>> BEGIN Material for this task

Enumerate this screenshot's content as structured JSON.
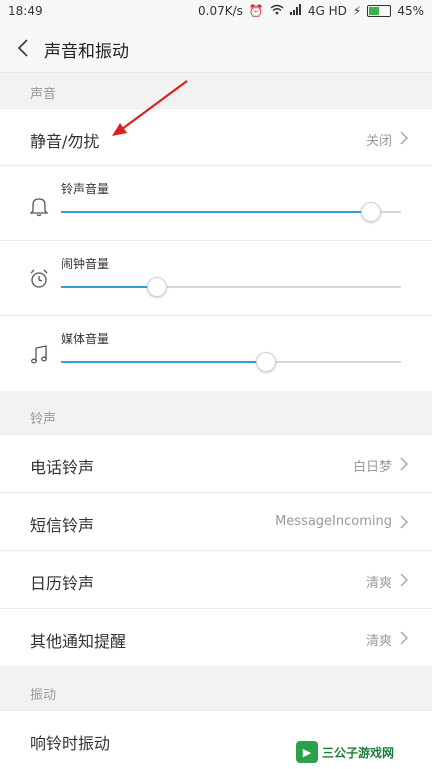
{
  "status_bar": {
    "time": "18:49",
    "speed": "0.07K/s",
    "network": "4G HD",
    "battery": "45%",
    "battery_level": 0.45
  },
  "header": {
    "title": "声音和振动"
  },
  "sections": {
    "sound": "声音",
    "ringtone": "铃声",
    "vibration": "振动"
  },
  "silent_row": {
    "label": "静音/勿扰",
    "value": "关闭"
  },
  "volumes": [
    {
      "label": "铃声音量",
      "icon": "bell-icon",
      "level": 0.91
    },
    {
      "label": "闹钟音量",
      "icon": "alarm-clock-icon",
      "level": 0.28
    },
    {
      "label": "媒体音量",
      "icon": "music-note-icon",
      "level": 0.6
    }
  ],
  "ringtones": [
    {
      "label": "电话铃声",
      "value": "白日梦"
    },
    {
      "label": "短信铃声",
      "value": "MessageIncoming"
    },
    {
      "label": "日历铃声",
      "value": "清爽"
    },
    {
      "label": "其他通知提醒",
      "value": "清爽"
    }
  ],
  "vibration_row": {
    "label": "响铃时振动"
  },
  "watermark": {
    "text": "三公子游戏网",
    "url": "www.sangongzi.net"
  },
  "colors": {
    "accent": "#2f9ddf",
    "annotation_arrow": "#e02020"
  }
}
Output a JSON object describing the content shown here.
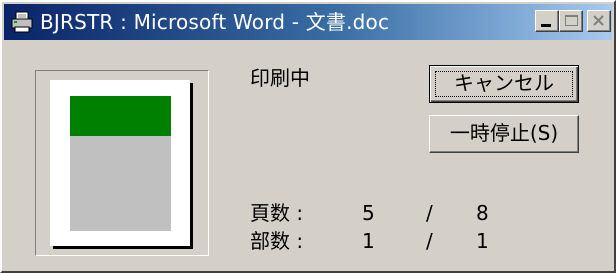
{
  "window": {
    "title": "BJRSTR : Microsoft Word - 文書.doc",
    "icon": "printer-icon",
    "controls": [
      "minimize-icon",
      "maximize-icon",
      "close-icon"
    ]
  },
  "status_text": "印刷中",
  "buttons": {
    "cancel": "キャンセル",
    "pause": "一時停止(S)"
  },
  "counters": {
    "pages": {
      "label": "頁数 :",
      "current": "5",
      "separator": "/",
      "total": "8"
    },
    "copies": {
      "label": "部数 :",
      "current": "1",
      "separator": "/",
      "total": "1"
    }
  },
  "colors": {
    "titlebar_start": "#0a246a",
    "titlebar_end": "#a6caf0",
    "face": "#d4d0c8",
    "preview_green": "#008000",
    "preview_gray": "#c0c0c0"
  }
}
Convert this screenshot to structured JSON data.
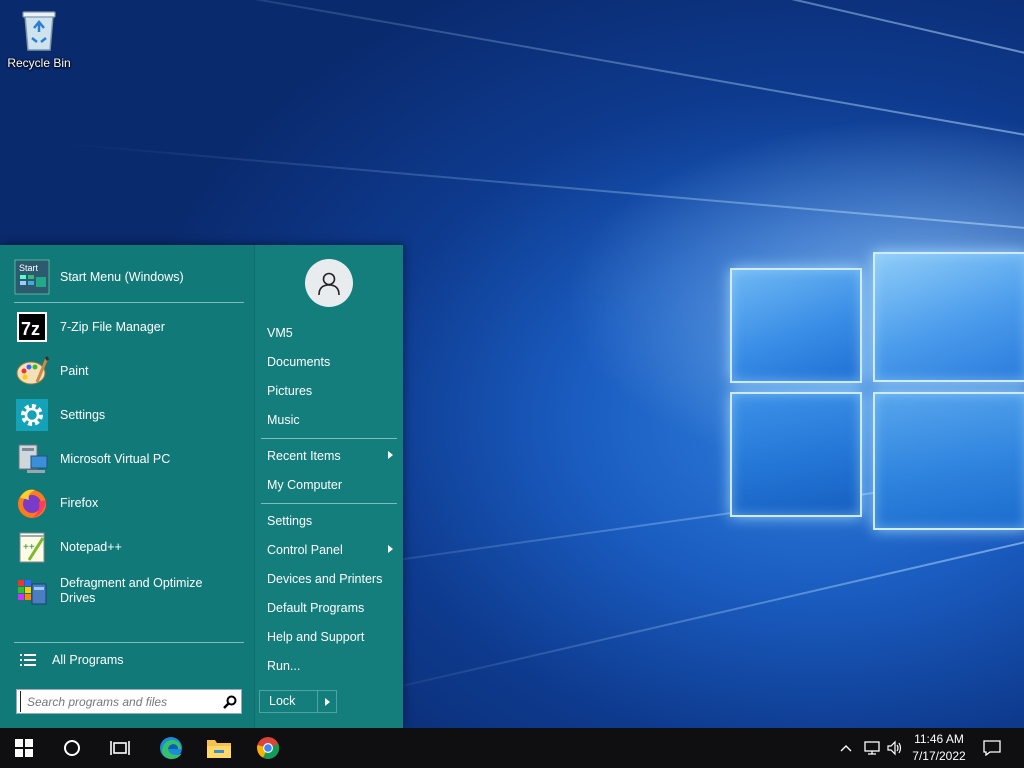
{
  "desktop": {
    "icons": [
      {
        "label": "Recycle Bin",
        "icon": "recycle-bin-icon"
      }
    ]
  },
  "start_menu": {
    "pinned": {
      "label": "Start Menu (Windows)",
      "icon": "start-menu-icon",
      "icon_text": "Start"
    },
    "programs": [
      {
        "label": "7-Zip File Manager",
        "icon": "seven-zip-icon"
      },
      {
        "label": "Paint",
        "icon": "paint-palette-icon"
      },
      {
        "label": "Settings",
        "icon": "gear-icon"
      },
      {
        "label": "Microsoft Virtual PC",
        "icon": "virtual-pc-icon"
      },
      {
        "label": "Firefox",
        "icon": "firefox-icon"
      },
      {
        "label": "Notepad++",
        "icon": "notepad-plus-plus-icon"
      },
      {
        "label": "Defragment and Optimize Drives",
        "icon": "defragment-icon"
      }
    ],
    "all_programs": "All Programs",
    "search_placeholder": "Search programs and files",
    "right": {
      "user": "VM5",
      "items_group1": [
        "Documents",
        "Pictures",
        "Music"
      ],
      "recent_items": "Recent Items",
      "my_computer": "My Computer",
      "settings": "Settings",
      "control_panel": "Control Panel",
      "devices_printers": "Devices and Printers",
      "default_programs": "Default Programs",
      "help_support": "Help and Support",
      "run": "Run...",
      "lock": "Lock"
    }
  },
  "taskbar": {
    "time": "11:46 AM",
    "date": "7/17/2022",
    "apps": [
      "start-windows-icon",
      "cortana-circle-icon",
      "task-view-icon",
      "edge-icon",
      "file-explorer-icon",
      "chrome-icon"
    ],
    "tray": [
      "chevron-up-icon",
      "network-icon",
      "speaker-icon",
      "action-center-icon"
    ]
  },
  "colors": {
    "menu_bg": "#117a78",
    "taskbar_bg": "#0f0f12",
    "wallpaper_blue": "#1a5cc0"
  }
}
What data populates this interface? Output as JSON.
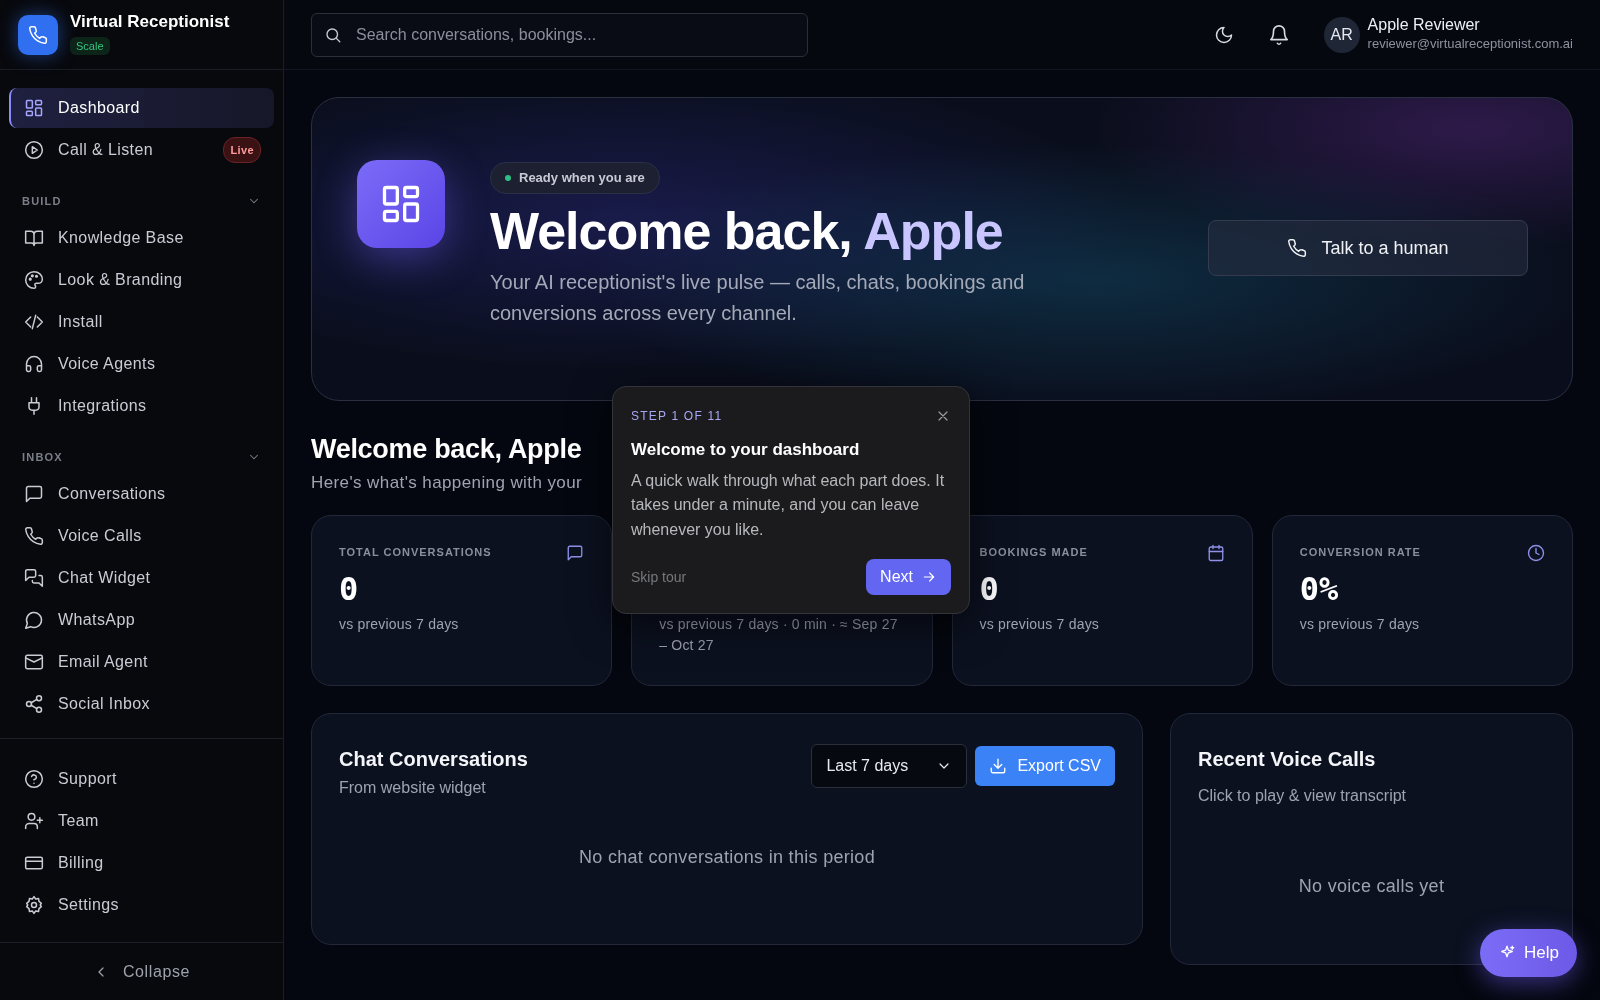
{
  "sidebar": {
    "brand": {
      "name": "Virtual Receptionist",
      "plan": "Scale"
    },
    "items": [
      {
        "label": "Dashboard",
        "selected": true
      },
      {
        "label": "Call & Listen",
        "selected": false,
        "badge": "Live"
      }
    ],
    "sections": [
      {
        "title": "BUILD",
        "expanded": true,
        "items": [
          {
            "label": "Knowledge Base",
            "selected": false
          },
          {
            "label": "Look & Branding",
            "selected": false
          },
          {
            "label": "Install",
            "selected": false
          },
          {
            "label": "Voice Agents",
            "selected": false
          },
          {
            "label": "Integrations",
            "selected": false
          }
        ]
      },
      {
        "title": "INBOX",
        "expanded": true,
        "items": [
          {
            "label": "Conversations",
            "selected": false
          },
          {
            "label": "Voice Calls",
            "selected": false
          },
          {
            "label": "Chat Widget",
            "selected": false
          },
          {
            "label": "WhatsApp",
            "selected": false
          },
          {
            "label": "Email Agent",
            "selected": false
          },
          {
            "label": "Social Inbox",
            "selected": false
          }
        ]
      }
    ],
    "footer_items": [
      {
        "label": "Support",
        "selected": false
      },
      {
        "label": "Team",
        "selected": false
      },
      {
        "label": "Billing",
        "selected": false
      },
      {
        "label": "Settings",
        "selected": false
      }
    ],
    "collapse": "Collapse"
  },
  "topbar": {
    "search": {
      "placeholder": "Search conversations, bookings..."
    },
    "user": {
      "initials": "AR",
      "name": "Apple Reviewer",
      "email": "reviewer@virtualreceptionist.com.ai"
    }
  },
  "hero": {
    "badge": "Ready when you are",
    "title_prefix": "Welcome back,",
    "title_name": "Apple",
    "description": "Your AI receptionist's live pulse — calls, chats, bookings and conversions across every channel.",
    "button": "Talk to a human"
  },
  "welcome": {
    "title": "Welcome back, Apple",
    "subtitle": "Here's what's happening with your"
  },
  "stats": [
    {
      "label": "TOTAL CONVERSATIONS",
      "value": "0",
      "note": "vs previous 7 days"
    },
    {
      "note": "vs previous 7 days · 0 min · ≈ Sep 27 – Oct 27"
    },
    {
      "label": "BOOKINGS MADE",
      "value": "0",
      "note": "vs previous 7 days"
    },
    {
      "label": "CONVERSION RATE",
      "value": "0%",
      "note": "vs previous 7 days"
    }
  ],
  "chat_card": {
    "title": "Chat Conversations",
    "subtitle": "From website widget",
    "range": "Last 7 days",
    "export": "Export CSV",
    "empty": "No chat conversations in this period"
  },
  "voice_card": {
    "title": "Recent Voice Calls",
    "subtitle": "Click to play & view transcript",
    "empty": "No voice calls yet"
  },
  "tour": {
    "step": "STEP 1 OF 11",
    "title": "Welcome to your dashboard",
    "body": "A quick walk through what each part does. It takes under a minute, and you can leave whenever you like.",
    "skip": "Skip tour",
    "next": "Next"
  },
  "help": "Help"
}
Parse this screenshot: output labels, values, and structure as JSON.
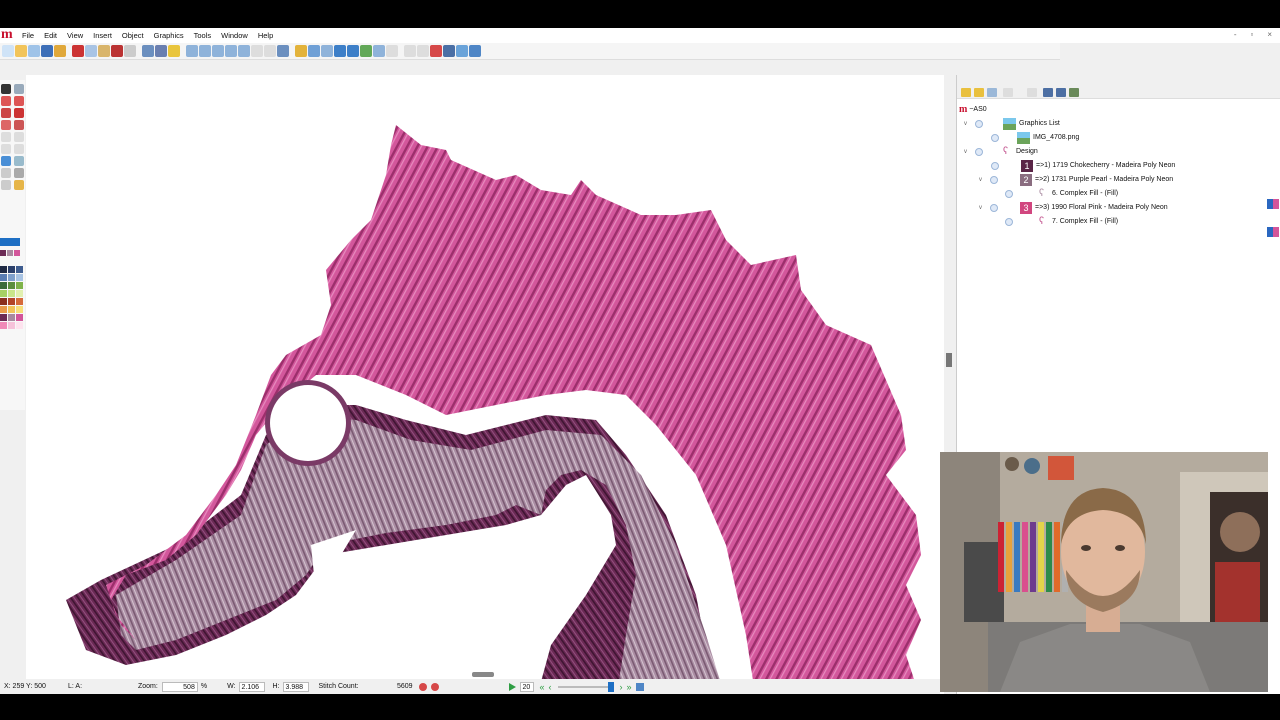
{
  "app": {
    "logo": "m",
    "menu": [
      "File",
      "Edit",
      "View",
      "Insert",
      "Object",
      "Graphics",
      "Tools",
      "Window",
      "Help"
    ],
    "window_controls": [
      "-",
      "▫",
      "×",
      "-",
      "▫",
      "×"
    ]
  },
  "panel": {
    "root_label": "~AS0",
    "tree": [
      {
        "label": "Graphics List",
        "kind": "graphics-list"
      },
      {
        "label": "IMG_4708.png",
        "kind": "image"
      },
      {
        "label": "Design",
        "kind": "design"
      },
      {
        "label": "=>1) 1719 Chokecherry - Madeira Poly Neon",
        "num": "1",
        "color": "#5a2547"
      },
      {
        "label": "=>2) 1731 Purple Pearl - Madeira Poly Neon",
        "num": "2",
        "color": "#8a6d80"
      },
      {
        "label": "6. Complex Fill - (Fill)",
        "kind": "object"
      },
      {
        "label": "=>3) 1990 Floral Pink - Madeira Poly Neon",
        "num": "3",
        "color": "#d1467f"
      },
      {
        "label": "7. Complex Fill - (Fill)",
        "kind": "object"
      }
    ]
  },
  "status": {
    "coords": "X: 259  Y: 500",
    "layer": "L: A:",
    "zoom_label": "Zoom:",
    "zoom_value": "508",
    "zoom_unit": "%",
    "w_label": "W:",
    "w_value": "2.106",
    "h_label": "H:",
    "h_value": "3.988",
    "stitch_label": "Stitch Count:",
    "stitch_value": "5609",
    "speed_value": "20"
  },
  "colors": {
    "pink": "#d3559a",
    "purple_pearl": "#a8899f",
    "chokecherry": "#6b2a55",
    "accent_blue": "#1e6fc4"
  }
}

>> END Material for this task

What this task involves: What is the number of lines in the data that hold the word "content"? Reply with that number and nothing else.

Completed exercise: 2